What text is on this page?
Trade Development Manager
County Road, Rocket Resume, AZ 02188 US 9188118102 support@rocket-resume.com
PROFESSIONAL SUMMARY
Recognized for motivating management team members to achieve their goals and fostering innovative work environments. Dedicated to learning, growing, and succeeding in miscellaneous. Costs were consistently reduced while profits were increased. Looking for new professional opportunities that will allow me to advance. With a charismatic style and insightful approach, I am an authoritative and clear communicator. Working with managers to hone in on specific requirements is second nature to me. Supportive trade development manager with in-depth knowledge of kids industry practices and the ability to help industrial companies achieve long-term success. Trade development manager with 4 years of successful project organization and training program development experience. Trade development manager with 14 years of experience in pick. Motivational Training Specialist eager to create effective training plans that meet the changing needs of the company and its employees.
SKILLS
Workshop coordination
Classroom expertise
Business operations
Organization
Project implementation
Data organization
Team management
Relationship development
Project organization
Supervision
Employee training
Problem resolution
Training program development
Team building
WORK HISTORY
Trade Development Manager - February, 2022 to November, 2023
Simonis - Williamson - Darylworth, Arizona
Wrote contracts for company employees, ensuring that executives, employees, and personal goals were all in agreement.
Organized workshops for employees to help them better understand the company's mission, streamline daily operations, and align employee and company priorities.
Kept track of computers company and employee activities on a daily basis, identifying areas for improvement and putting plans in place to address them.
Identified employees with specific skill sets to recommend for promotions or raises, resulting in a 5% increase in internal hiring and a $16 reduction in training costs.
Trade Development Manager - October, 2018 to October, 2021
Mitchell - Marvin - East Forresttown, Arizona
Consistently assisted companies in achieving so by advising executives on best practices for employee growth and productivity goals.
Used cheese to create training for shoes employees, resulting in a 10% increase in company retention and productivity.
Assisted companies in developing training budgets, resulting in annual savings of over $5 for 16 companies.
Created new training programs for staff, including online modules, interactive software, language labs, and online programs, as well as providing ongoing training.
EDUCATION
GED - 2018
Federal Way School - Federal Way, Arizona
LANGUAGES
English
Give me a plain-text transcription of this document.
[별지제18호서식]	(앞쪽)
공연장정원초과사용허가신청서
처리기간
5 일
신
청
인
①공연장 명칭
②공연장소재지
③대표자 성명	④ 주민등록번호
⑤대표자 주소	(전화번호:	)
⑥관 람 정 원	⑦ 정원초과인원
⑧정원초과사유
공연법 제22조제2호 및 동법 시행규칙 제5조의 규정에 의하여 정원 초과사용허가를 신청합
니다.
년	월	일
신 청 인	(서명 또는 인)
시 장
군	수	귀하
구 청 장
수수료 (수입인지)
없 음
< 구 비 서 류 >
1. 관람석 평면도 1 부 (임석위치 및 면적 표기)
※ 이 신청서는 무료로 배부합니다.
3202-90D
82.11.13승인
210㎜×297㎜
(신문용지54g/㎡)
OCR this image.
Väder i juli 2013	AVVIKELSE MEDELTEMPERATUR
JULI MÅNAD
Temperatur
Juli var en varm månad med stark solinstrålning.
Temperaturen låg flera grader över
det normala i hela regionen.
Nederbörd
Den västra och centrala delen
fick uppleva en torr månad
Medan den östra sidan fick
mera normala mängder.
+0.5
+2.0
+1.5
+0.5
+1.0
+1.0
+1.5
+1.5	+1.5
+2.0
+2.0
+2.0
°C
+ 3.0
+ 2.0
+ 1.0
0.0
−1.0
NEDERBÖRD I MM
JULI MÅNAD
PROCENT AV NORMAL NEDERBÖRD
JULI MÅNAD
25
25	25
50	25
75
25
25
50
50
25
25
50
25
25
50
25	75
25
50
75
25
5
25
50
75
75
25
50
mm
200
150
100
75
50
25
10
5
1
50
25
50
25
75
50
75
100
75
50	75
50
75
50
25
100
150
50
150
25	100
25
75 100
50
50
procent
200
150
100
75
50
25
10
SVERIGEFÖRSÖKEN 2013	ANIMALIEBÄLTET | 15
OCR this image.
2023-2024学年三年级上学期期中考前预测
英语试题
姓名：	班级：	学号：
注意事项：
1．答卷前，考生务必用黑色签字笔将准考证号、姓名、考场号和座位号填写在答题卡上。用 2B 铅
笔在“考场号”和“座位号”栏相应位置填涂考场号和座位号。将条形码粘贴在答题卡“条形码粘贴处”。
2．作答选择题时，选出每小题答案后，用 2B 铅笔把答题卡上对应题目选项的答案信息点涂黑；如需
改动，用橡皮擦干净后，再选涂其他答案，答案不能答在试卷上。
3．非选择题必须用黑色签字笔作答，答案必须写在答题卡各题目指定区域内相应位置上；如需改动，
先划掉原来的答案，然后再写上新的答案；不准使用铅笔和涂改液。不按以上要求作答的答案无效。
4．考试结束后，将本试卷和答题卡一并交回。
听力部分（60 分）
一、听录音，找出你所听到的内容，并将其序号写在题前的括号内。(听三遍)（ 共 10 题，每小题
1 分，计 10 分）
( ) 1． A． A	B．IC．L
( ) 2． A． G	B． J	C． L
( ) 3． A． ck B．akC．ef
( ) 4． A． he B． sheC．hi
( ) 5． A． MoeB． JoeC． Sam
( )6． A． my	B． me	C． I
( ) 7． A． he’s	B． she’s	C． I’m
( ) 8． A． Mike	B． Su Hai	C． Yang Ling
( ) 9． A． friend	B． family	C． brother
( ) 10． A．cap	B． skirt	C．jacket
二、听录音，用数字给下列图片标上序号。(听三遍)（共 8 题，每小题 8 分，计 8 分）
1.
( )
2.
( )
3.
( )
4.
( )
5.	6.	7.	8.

EXERCISE TASK: Gather up every line from the listing above in which the word "text" occurs.

THE RESULT:
What text is on this page?
Give me a plain-text transcription of this document.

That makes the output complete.